[start Records to use]
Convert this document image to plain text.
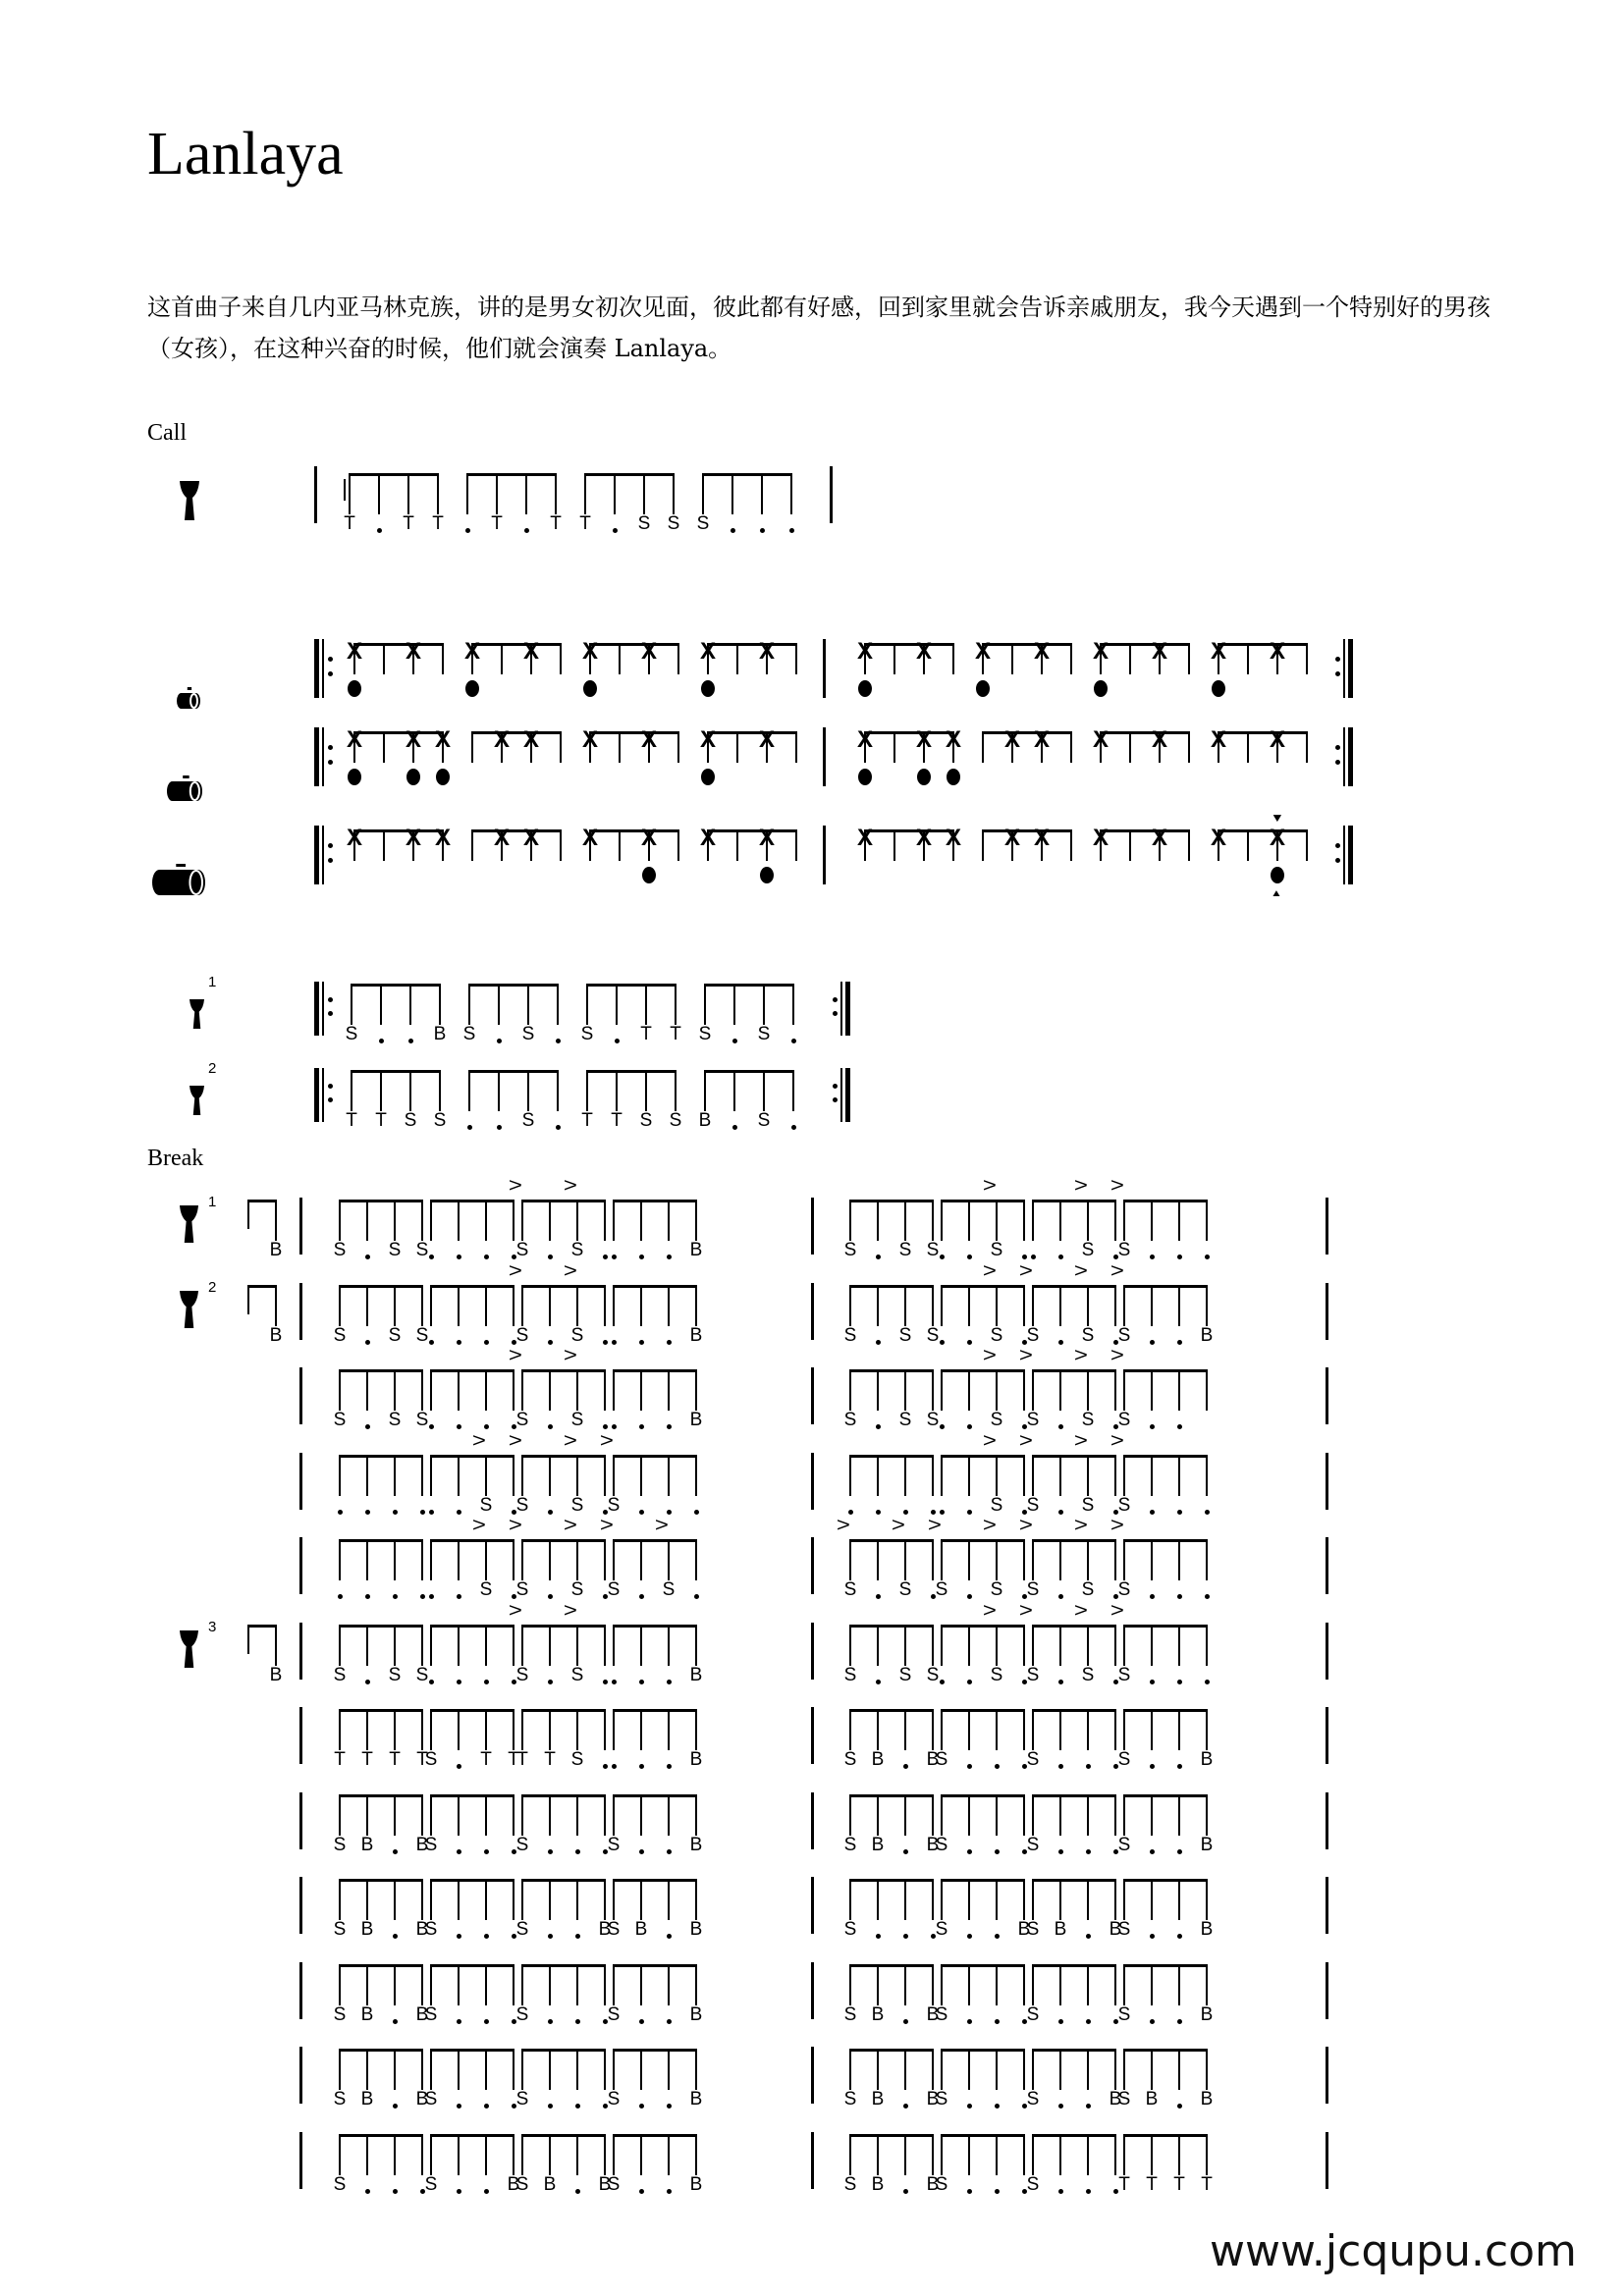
Lanlaya
这首曲子来自几内亚马林克族，讲的是男女初次见面，彼此都有好感，回到家里就会告诉亲戚朋友，我今天遇到一个特别好的男孩（女孩），在这种兴奋的时候，他们就会演奏 Lanlaya。
Call
Break
T	T T	T	T T	S S S
X X X X X X X X	X X X X X X X X
X X X X X X X X X	X X X X X X X X X
X X X X X X X X X	X X X X X X X X X
▼
▲
1
S	B S S S	T T S S
2
T T S S	S	T T S S B S
1
B	S S S	S
>
S
>
B	S S S	S
>
S
>
S
>
2
B	S S S	S
>
S
>
B	S S S	S
>
S
>
S
>
S
>
B
S S S	S
>
S
>
B	S S S	S
>
S
>
S
>
S
>
S
>
S
>
S
>
S
>
S
>
S
>
S
>
S
>
S
>
S
>
S
>
S
>
S
>
S
>
S
>
S
>
S
>
S
>
S
>
S
>
3
B	S S S	S
>
S
>
B	S S S	S
>
S
>
S
>
S
>
T T T T
S T T
T T S	B	S B B
S	S	S	B
S B B
S	S	S	B	S B B
S	S	S	B
S B B
S	S	B
S B B	S	S	B
S B B
S	B
S B B
S	S	S	B	S B B
S	S	S	B
S B B
S	S	S	B	S B B
S	S	B
S B B
S	S	B
S B B
S	B	S B B
S	S	T T T T
www.jcqupu.com
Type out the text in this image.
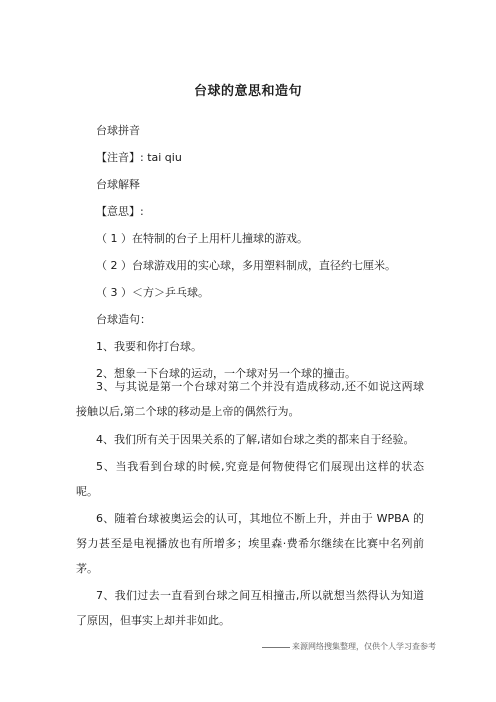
台球的意思和造句
台球拼音
【注音】: tai qiu
台球解释
【意思】:
（ 1 ）在特制的台子上用杆儿撞球的游戏。
（ 2 ）台球游戏用的实心球，多用塑料制成，直径约七厘米。
（ 3 ）＜方＞乒乓球。
台球造句：
1、我要和你打台球。
2、想象一下台球的运动，一个球对另一个球的撞击。
3、与其说是第一个台球对第二个并没有造成移动,还不如说这两球接触以后,第二个球的移动是上帝的偶然行为。
4、我们所有关于因果关系的了解,诸如台球之类的都来自于经验。
5、当我看到台球的时候,究竟是何物使得它们展现出这样的状态呢。
6、随着台球被奥运会的认可，其地位不断上升，并由于 WPBA 的努力甚至是电视播放也有所增多；埃里森·费希尔继续在比赛中名列前茅。
7、我们过去一直看到台球之间互相撞击,所以就想当然得认为知道了原因，但事实上却并非如此。
来源网络搜集整理，仅供个人学习查参考
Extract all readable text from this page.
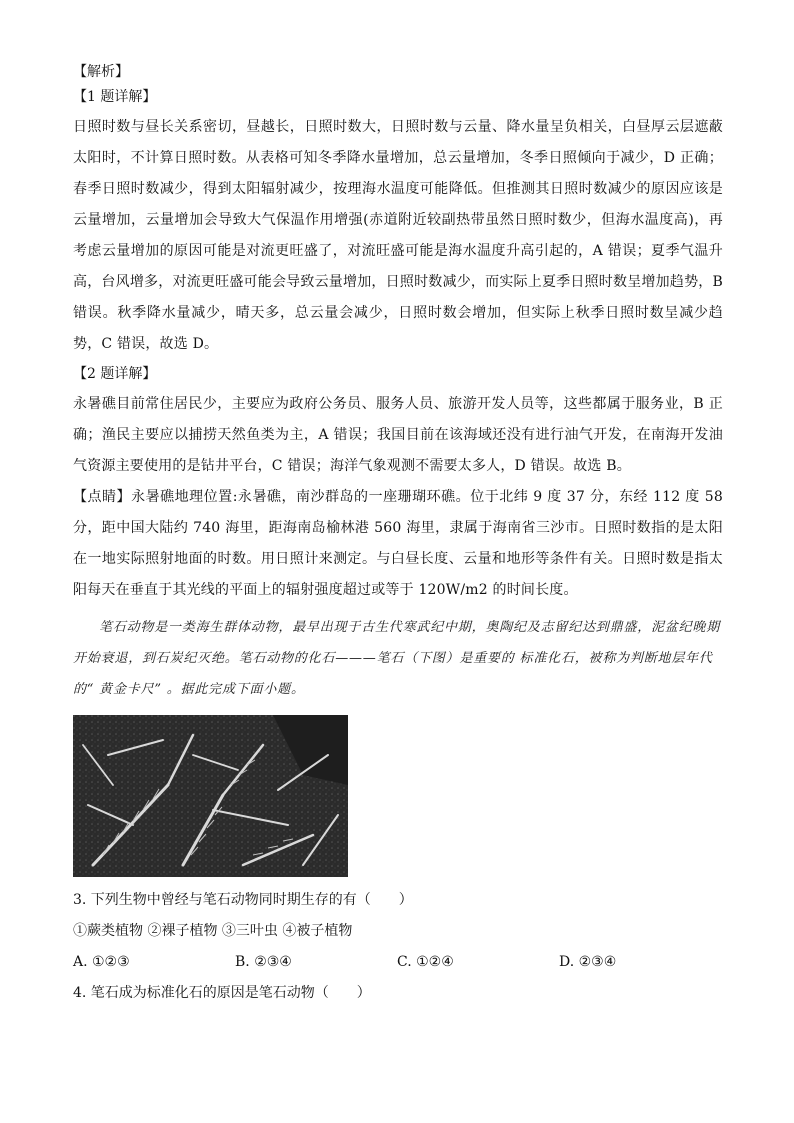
【解析】

【1 题详解】

日照时数与昼长关系密切，昼越长，日照时数大，日照时数与云量、降水量呈负相关，白昼厚云层遮蔽太阳时，不计算日照时数。从表格可知冬季降水量增加，总云量增加，冬季日照倾向于减少，D 正确；春季日照时数减少，得到太阳辐射减少，按理海水温度可能降低。但推测其日照时数减少的原因应该是云量增加，云量增加会导致大气保温作用增强(赤道附近较副热带虽然日照时数少，但海水温度高)，再考虑云量增加的原因可能是对流更旺盛了，对流旺盛可能是海水温度升高引起的，A 错误；夏季气温升高，台风增多，对流更旺盛可能会导致云量增加，日照时数减少，而实际上夏季日照时数呈增加趋势，B 错误。秋季降水量减少，晴天多，总云量会减少，日照时数会增加，但实际上秋季日照时数呈减少趋势，C 错误，故选 D。

【2 题详解】

永暑礁目前常住居民少，主要应为政府公务员、服务人员、旅游开发人员等，这些都属于服务业，B 正确；渔民主要应以捕捞天然鱼类为主，A 错误；我国目前在该海域还没有进行油气开发，在南海开发油气资源主要使用的是钻井平台，C 错误；海洋气象观测不需要太多人，D 错误。故选 B。

【点睛】永暑礁地理位置:永暑礁，南沙群岛的一座珊瑚环礁。位于北纬 9 度 37 分，东经 112 度 58 分，距中国大陆约 740 海里，距海南岛榆林港 560 海里，隶属于海南省三沙市。日照时数指的是太阳在一地实际照射地面的时数。用日照计来测定。与白昼长度、云量和地形等条件有关。日照时数是指太阳每天在垂直于其光线的平面上的辐射强度超过或等于 120W/m2 的时间长度。

笔石动物是一类海生群体动物，最早出现于古生代寒武纪中期，奥陶纪及志留纪达到鼎盛，泥盆纪晚期开始衰退，到石炭纪灭绝。笔石动物的化石———笔石（下图）是重要的 标准化石，被称为判断地层年代的“ 黄金卡尺” 。据此完成下面小题。

3. 下列生物中曾经与笔石动物同时期生存的有（　　）

①蕨类植物 ②裸子植物 ③三叶虫 ④被子植物

A. ①②③	B. ②③④	C. ①②④	D. ②③④

4. 笔石成为标准化石的原因是笔石动物（　　）
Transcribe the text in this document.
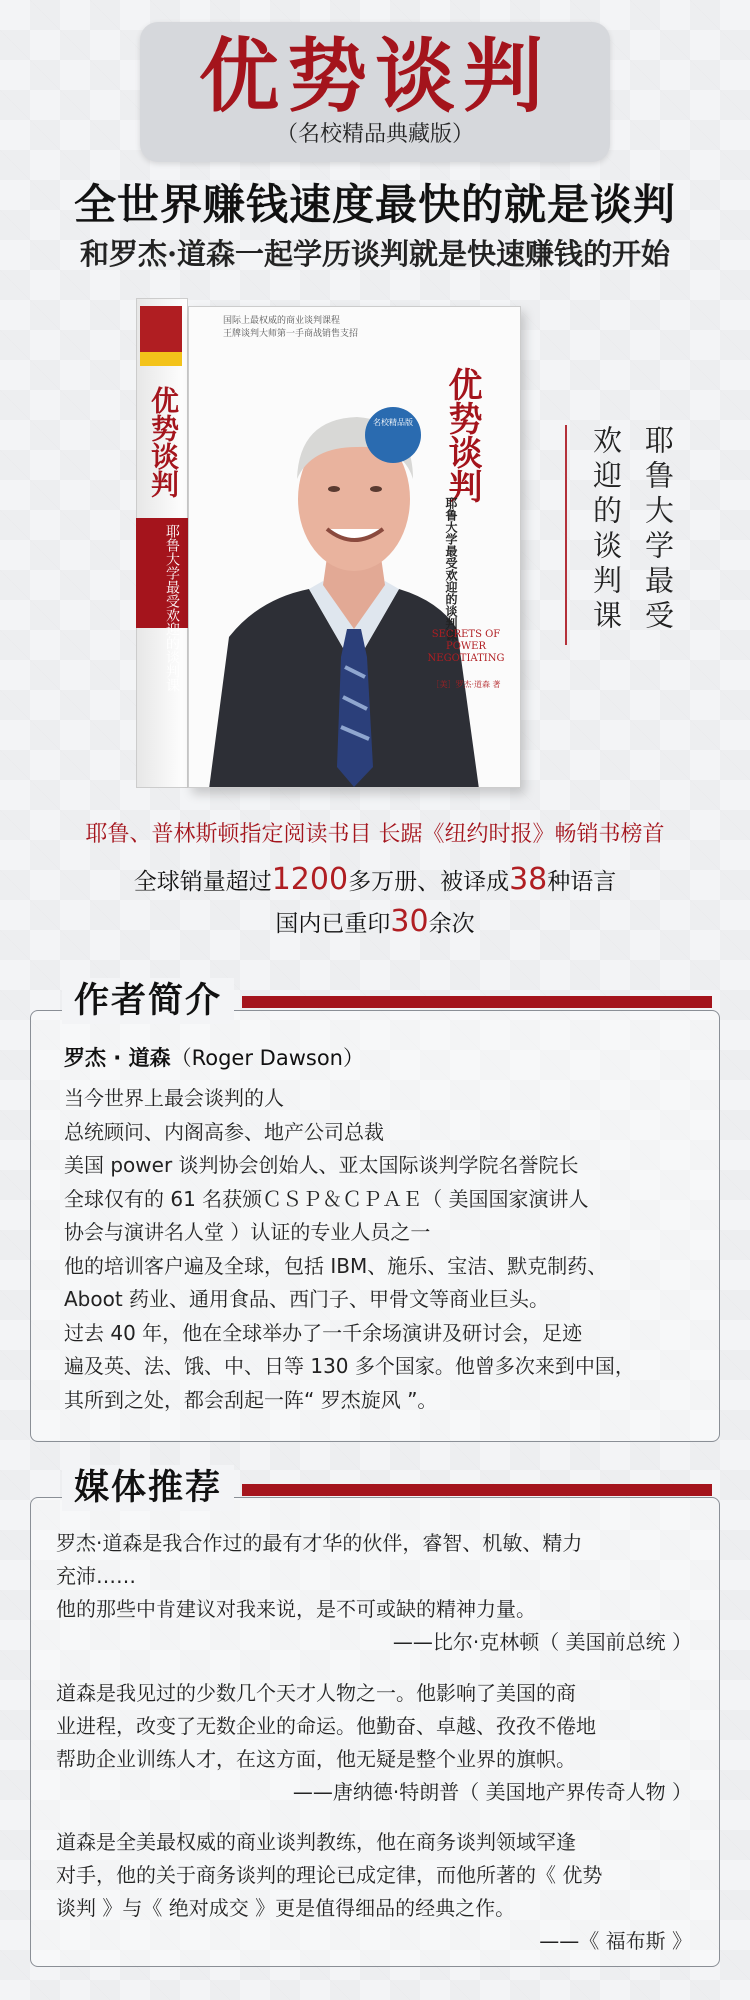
优势谈判
（名校精品典藏版）
全世界赚钱速度最快的就是谈判
和罗杰·道森一起学历谈判就是快速赚钱的开始
优势谈判
耶鲁大学最受欢迎的谈判课
国际上最权威的商业谈判课程
王牌谈判大师第一手商战销售支招
名校精品版 优势谈判
耶鲁大学最受欢迎的谈判课
SECRETS OF POWER NEGOTIATING
［美］罗杰·道森 著
耶鲁大学最受
欢迎的谈判课
耶鲁、普林斯顿指定阅读书目 长踞《纽约时报》畅销书榜首
全球销量超过1200多万册、被译成38种语言
国内已重印30余次
作者简介
罗杰 · 道森（Roger Dawson）
当今世界上最会谈判的人
总统顾问、内阁高参、地产公司总裁
美国 power 谈判协会创始人、亚太国际谈判学院名誉院长
全球仅有的 61 名获颁ＣＳＰ＆ＣＰＡＥ（ 美国国家演讲人
协会与演讲名人堂 ）认证的专业人员之一
他的培训客户遍及全球，包括 IBM、施乐、宝洁、默克制药、
Aboot 药业、通用食品、西门子、甲骨文等商业巨头。
过去 40 年，他在全球举办了一千余场演讲及研讨会，足迹
遍及英、法、饿、中、日等 130 多个国家。他曾多次来到中国，
其所到之处，都会刮起一阵“ 罗杰旋风 ”。
媒体推荐
罗杰·道森是我合作过的最有才华的伙伴，睿智、机敏、精力
充沛……
他的那些中肯建议对我来说，是不可或缺的精神力量。
——比尔·克林顿（ 美国前总统 ）
道森是我见过的少数几个天才人物之一。他影响了美国的商
业进程，改变了无数企业的命运。他勤奋、卓越、孜孜不倦地
帮助企业训练人才，在这方面，他无疑是整个业界的旗帜。
——唐纳德·特朗普（ 美国地产界传奇人物 ）
道森是全美最权威的商业谈判教练，他在商务谈判领域罕逢
对手，他的关于商务谈判的理论已成定律，而他所著的《 优势
谈判 》与《 绝对成交 》更是值得细品的经典之作。
——《 福布斯 》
[end Records to use]
▶ [What the exercise asks]: Your task is to retype the lines running from the one that contains "Extract all readable text from this page." through the end of the records, and nothing else. Pictures are not part of the copy.

▶ [Solution to the problem]:
Extract all readable text from this page.
【解析】

【1 题详解】

日照时数与昼长关系密切，昼越长，日照时数大，日照时数与云量、降水量呈负相关，白昼厚云层遮蔽太阳时，不计算日照时数。从表格可知冬季降水量增加，总云量增加，冬季日照倾向于减少，D 正确；春季日照时数减少，得到太阳辐射减少，按理海水温度可能降低。但推测其日照时数减少的原因应该是云量增加，云量增加会导致大气保温作用增强(赤道附近较副热带虽然日照时数少，但海水温度高)，再考虑云量增加的原因可能是对流更旺盛了，对流旺盛可能是海水温度升高引起的，A 错误；夏季气温升高，台风增多，对流更旺盛可能会导致云量增加，日照时数减少，而实际上夏季日照时数呈增加趋势，B 错误。秋季降水量减少，晴天多，总云量会减少，日照时数会增加，但实际上秋季日照时数呈减少趋势，C 错误，故选 D。

【2 题详解】

永暑礁目前常住居民少，主要应为政府公务员、服务人员、旅游开发人员等，这些都属于服务业，B 正确；渔民主要应以捕捞天然鱼类为主，A 错误；我国目前在该海域还没有进行油气开发，在南海开发油气资源主要使用的是钻井平台，C 错误；海洋气象观测不需要太多人，D 错误。故选 B。

【点睛】永暑礁地理位置:永暑礁，南沙群岛的一座珊瑚环礁。位于北纬 9 度 37 分，东经 112 度 58 分，距中国大陆约 740 海里，距海南岛榆林港 560 海里，隶属于海南省三沙市。日照时数指的是太阳在一地实际照射地面的时数。用日照计来测定。与白昼长度、云量和地形等条件有关。日照时数是指太阳每天在垂直于其光线的平面上的辐射强度超过或等于 120W/m2 的时间长度。

笔石动物是一类海生群体动物，最早出现于古生代寒武纪中期，奥陶纪及志留纪达到鼎盛，泥盆纪晚期开始衰退，到石炭纪灭绝。笔石动物的化石———笔石（下图）是重要的 标准化石，被称为判断地层年代的“ 黄金卡尺” 。据此完成下面小题。

3. 下列生物中曾经与笔石动物同时期生存的有（　　）

①蕨类植物 ②裸子植物 ③三叶虫 ④被子植物

A. ①②③	B. ②③④	C. ①②④	D. ②③④

4. 笔石成为标准化石的原因是笔石动物（　　）
Transcribe the text in this document.
优势谈判
（名校精品典藏版）
全世界赚钱速度最快的就是谈判
和罗杰·道森一起学历谈判就是快速赚钱的开始
优势谈判
耶鲁大学最受欢迎的谈判课
国际上最权威的商业谈判课程
王牌谈判大师第一手商战销售支招
名校精品版 优势谈判
耶鲁大学最受欢迎的谈判课
SECRETS OF POWER NEGOTIATING
［美］罗杰·道森 著
耶鲁大学最受
欢迎的谈判课
耶鲁、普林斯顿指定阅读书目 长踞《纽约时报》畅销书榜首
全球销量超过1200多万册、被译成38种语言
国内已重印30余次
作者简介
罗杰 · 道森（Roger Dawson）
当今世界上最会谈判的人
总统顾问、内阁高参、地产公司总裁
美国 power 谈判协会创始人、亚太国际谈判学院名誉院长
全球仅有的 61 名获颁ＣＳＰ＆ＣＰＡＥ（ 美国国家演讲人
协会与演讲名人堂 ）认证的专业人员之一
他的培训客户遍及全球，包括 IBM、施乐、宝洁、默克制药、
Aboot 药业、通用食品、西门子、甲骨文等商业巨头。
过去 40 年，他在全球举办了一千余场演讲及研讨会，足迹
遍及英、法、饿、中、日等 130 多个国家。他曾多次来到中国，
其所到之处，都会刮起一阵“ 罗杰旋风 ”。
媒体推荐
罗杰·道森是我合作过的最有才华的伙伴，睿智、机敏、精力
充沛……
他的那些中肯建议对我来说，是不可或缺的精神力量。
——比尔·克林顿（ 美国前总统 ）
道森是我见过的少数几个天才人物之一。他影响了美国的商
业进程，改变了无数企业的命运。他勤奋、卓越、孜孜不倦地
帮助企业训练人才，在这方面，他无疑是整个业界的旗帜。
——唐纳德·特朗普（ 美国地产界传奇人物 ）
道森是全美最权威的商业谈判教练，他在商务谈判领域罕逢
对手，他的关于商务谈判的理论已成定律，而他所著的《 优势
谈判 》与《 绝对成交 》更是值得细品的经典之作。
——《 福布斯 》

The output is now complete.